- **Collected data entries**

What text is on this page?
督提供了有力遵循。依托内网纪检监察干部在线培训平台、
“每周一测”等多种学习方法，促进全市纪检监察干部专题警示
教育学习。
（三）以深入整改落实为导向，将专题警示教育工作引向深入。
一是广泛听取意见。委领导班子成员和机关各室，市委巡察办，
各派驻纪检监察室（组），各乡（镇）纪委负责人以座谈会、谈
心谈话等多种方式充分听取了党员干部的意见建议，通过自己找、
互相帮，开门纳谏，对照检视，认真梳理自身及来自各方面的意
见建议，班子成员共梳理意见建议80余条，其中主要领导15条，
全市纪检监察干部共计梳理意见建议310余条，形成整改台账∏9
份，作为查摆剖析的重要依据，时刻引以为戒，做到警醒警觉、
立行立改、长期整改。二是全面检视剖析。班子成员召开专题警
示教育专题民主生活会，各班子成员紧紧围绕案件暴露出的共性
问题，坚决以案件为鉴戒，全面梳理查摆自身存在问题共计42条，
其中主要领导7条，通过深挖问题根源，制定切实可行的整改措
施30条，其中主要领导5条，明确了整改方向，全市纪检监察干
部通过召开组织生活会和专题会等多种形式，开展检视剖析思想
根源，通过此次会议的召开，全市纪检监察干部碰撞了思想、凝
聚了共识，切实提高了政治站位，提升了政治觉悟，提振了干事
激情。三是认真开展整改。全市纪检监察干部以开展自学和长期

- **Directions**
Please repeat the listing exactly, with nothing left out.

- **Right answer**
What text is on this page?
督提供了有力遵循。依托内网纪检监察干部在线培训平台、
“每周一测”等多种学习方法，促进全市纪检监察干部专题警示
教育学习。
（三）以深入整改落实为导向，将专题警示教育工作引向深入。
一是广泛听取意见。委领导班子成员和机关各室，市委巡察办，
各派驻纪检监察室（组），各乡（镇）纪委负责人以座谈会、谈
心谈话等多种方式充分听取了党员干部的意见建议，通过自己找、
互相帮，开门纳谏，对照检视，认真梳理自身及来自各方面的意
见建议，班子成员共梳理意见建议80余条，其中主要领导15条，
全市纪检监察干部共计梳理意见建议310余条，形成整改台账∏9
份，作为查摆剖析的重要依据，时刻引以为戒，做到警醒警觉、
立行立改、长期整改。二是全面检视剖析。班子成员召开专题警
示教育专题民主生活会，各班子成员紧紧围绕案件暴露出的共性
问题，坚决以案件为鉴戒，全面梳理查摆自身存在问题共计42条，
其中主要领导7条，通过深挖问题根源，制定切实可行的整改措
施30条，其中主要领导5条，明确了整改方向，全市纪检监察干
部通过召开组织生活会和专题会等多种形式，开展检视剖析思想
根源，通过此次会议的召开，全市纪检监察干部碰撞了思想、凝
聚了共识，切实提高了政治站位，提升了政治觉悟，提振了干事
激情。三是认真开展整改。全市纪检监察干部以开展自学和长期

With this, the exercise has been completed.